Exercise prompt:
Without the pictures, copy the entries below word for word.

Information shown:
---------------

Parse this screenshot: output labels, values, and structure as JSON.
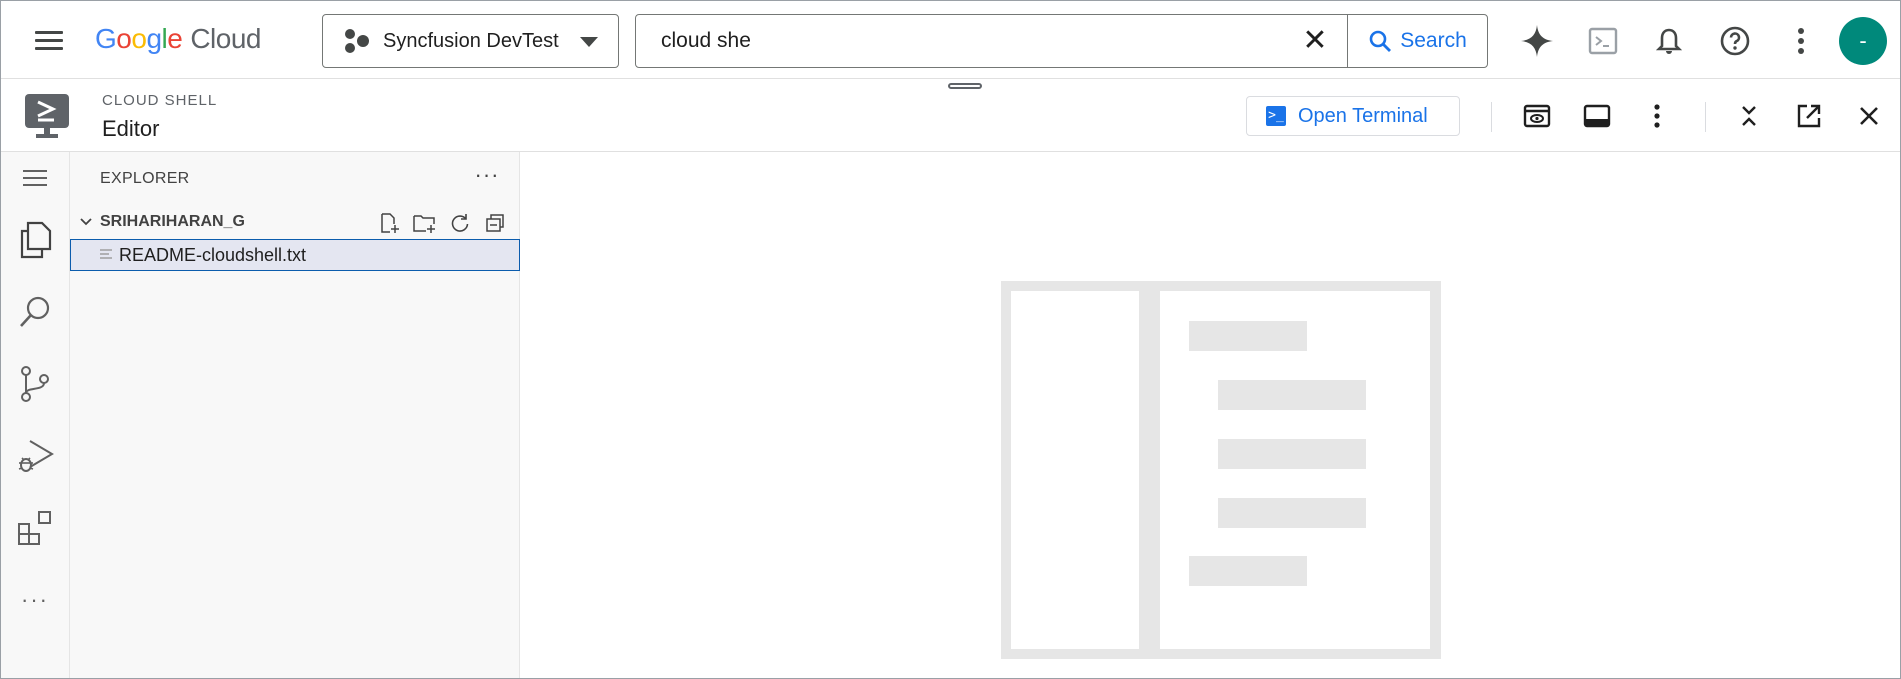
{
  "header": {
    "logo": {
      "g1": "G",
      "o1": "o",
      "o2": "o",
      "g2": "g",
      "l": "l",
      "e": "e",
      "cloud": "Cloud"
    },
    "project": {
      "name": "Syncfusion DevTest"
    },
    "search": {
      "value": "cloud she",
      "button_label": "Search"
    },
    "avatar_initial": "-",
    "icons": [
      "menu-icon",
      "gemini-sparkle-icon",
      "cloud-shell-terminal-icon",
      "notifications-bell-icon",
      "help-icon",
      "more-vert-icon"
    ]
  },
  "cloud_shell": {
    "kicker": "CLOUD SHELL",
    "title": "Editor",
    "open_terminal_label": "Open Terminal",
    "open_terminal_glyph": ">_"
  },
  "explorer": {
    "title": "EXPLORER",
    "more_label": "···",
    "folder": "SRIHARIHARAN_G",
    "files": [
      {
        "name": "README-cloudshell.txt",
        "selected": true
      }
    ]
  },
  "activity_bar": {
    "items": [
      "menu-icon",
      "explorer-files-icon",
      "search-icon",
      "source-control-icon",
      "run-debug-icon",
      "extensions-icon",
      "more-icon"
    ],
    "more_label": "···"
  },
  "colors": {
    "accent": "#1a73e8",
    "avatar": "#00897b",
    "selection_bg": "#e4e6f1",
    "selection_border": "#0b5cad"
  }
}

---------------

Solved problem:
Parse this screenshot: output labels, values, and structure as JSON.
{
  "header": {
    "logo": {
      "g1": "G",
      "o1": "o",
      "o2": "o",
      "g2": "g",
      "l": "l",
      "e": "e",
      "cloud": "Cloud"
    },
    "project": {
      "name": "Syncfusion DevTest"
    },
    "search": {
      "value": "cloud she",
      "button_label": "Search"
    },
    "avatar_initial": "-",
    "icons": [
      "menu-icon",
      "gemini-sparkle-icon",
      "cloud-shell-terminal-icon",
      "notifications-bell-icon",
      "help-icon",
      "more-vert-icon"
    ]
  },
  "cloud_shell": {
    "kicker": "CLOUD SHELL",
    "title": "Editor",
    "open_terminal_label": "Open Terminal",
    "open_terminal_glyph": ">_"
  },
  "explorer": {
    "title": "EXPLORER",
    "more_label": "···",
    "folder": "SRIHARIHARAN_G",
    "files": [
      {
        "name": "README-cloudshell.txt",
        "selected": true
      }
    ]
  },
  "activity_bar": {
    "items": [
      "menu-icon",
      "explorer-files-icon",
      "search-icon",
      "source-control-icon",
      "run-debug-icon",
      "extensions-icon",
      "more-icon"
    ],
    "more_label": "···"
  },
  "colors": {
    "accent": "#1a73e8",
    "avatar": "#00897b",
    "selection_bg": "#e4e6f1",
    "selection_border": "#0b5cad"
  }
}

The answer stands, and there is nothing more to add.